Data lines =>
┄┄┄┄┄┄┄┄┄┄┄┄┄┄┄┄┄┄┄┄

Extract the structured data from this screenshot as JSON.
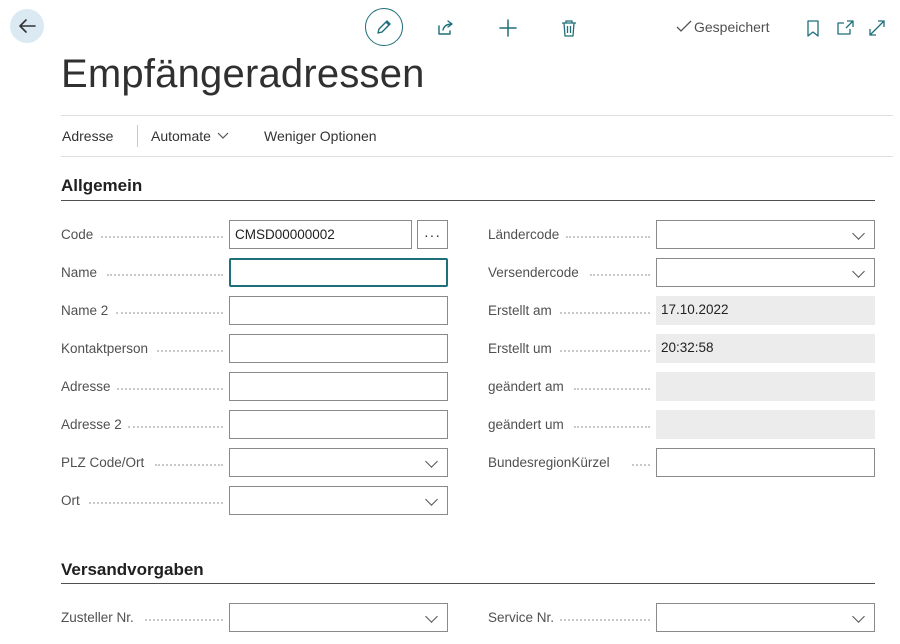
{
  "header": {
    "saved_label": "Gespeichert",
    "page_title": "Empfängeradressen"
  },
  "actions": {
    "adresse": "Adresse",
    "automate": "Automate",
    "weniger": "Weniger Optionen"
  },
  "sections": {
    "allgemein": "Allgemein",
    "versand": "Versandvorgaben"
  },
  "left_fields": [
    {
      "label": "Code",
      "value": "CMSD00000002"
    },
    {
      "label": "Name",
      "value": ""
    },
    {
      "label": "Name 2",
      "value": ""
    },
    {
      "label": "Kontaktperson",
      "value": ""
    },
    {
      "label": "Adresse",
      "value": ""
    },
    {
      "label": "Adresse 2",
      "value": ""
    },
    {
      "label": "PLZ Code/Ort",
      "value": ""
    },
    {
      "label": "Ort",
      "value": ""
    }
  ],
  "right_fields": [
    {
      "label": "Ländercode",
      "value": ""
    },
    {
      "label": "Versendercode",
      "value": ""
    },
    {
      "label": "Erstellt am",
      "value": "17.10.2022"
    },
    {
      "label": "Erstellt um",
      "value": "20:32:58"
    },
    {
      "label": "geändert am",
      "value": ""
    },
    {
      "label": "geändert um",
      "value": ""
    },
    {
      "label": "BundesregionKürzel",
      "value": ""
    }
  ],
  "versand_fields": [
    {
      "label": "Zusteller Nr.",
      "value": ""
    },
    {
      "label": "Service Nr.",
      "value": ""
    }
  ],
  "assist_label": "···"
}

┄┄┄┄┄┄┄┄┄┄┄┄┄┄┄┄┄┄┄┄

What is expected => Copy out each record shown above without alteration, skipping any picture.

Solution =>
Extract the structured data from this screenshot as JSON.
{
  "header": {
    "saved_label": "Gespeichert",
    "page_title": "Empfängeradressen"
  },
  "actions": {
    "adresse": "Adresse",
    "automate": "Automate",
    "weniger": "Weniger Optionen"
  },
  "sections": {
    "allgemein": "Allgemein",
    "versand": "Versandvorgaben"
  },
  "left_fields": [
    {
      "label": "Code",
      "value": "CMSD00000002"
    },
    {
      "label": "Name",
      "value": ""
    },
    {
      "label": "Name 2",
      "value": ""
    },
    {
      "label": "Kontaktperson",
      "value": ""
    },
    {
      "label": "Adresse",
      "value": ""
    },
    {
      "label": "Adresse 2",
      "value": ""
    },
    {
      "label": "PLZ Code/Ort",
      "value": ""
    },
    {
      "label": "Ort",
      "value": ""
    }
  ],
  "right_fields": [
    {
      "label": "Ländercode",
      "value": ""
    },
    {
      "label": "Versendercode",
      "value": ""
    },
    {
      "label": "Erstellt am",
      "value": "17.10.2022"
    },
    {
      "label": "Erstellt um",
      "value": "20:32:58"
    },
    {
      "label": "geändert am",
      "value": ""
    },
    {
      "label": "geändert um",
      "value": ""
    },
    {
      "label": "BundesregionKürzel",
      "value": ""
    }
  ],
  "versand_fields": [
    {
      "label": "Zusteller Nr.",
      "value": ""
    },
    {
      "label": "Service Nr.",
      "value": ""
    }
  ],
  "assist_label": "···"
}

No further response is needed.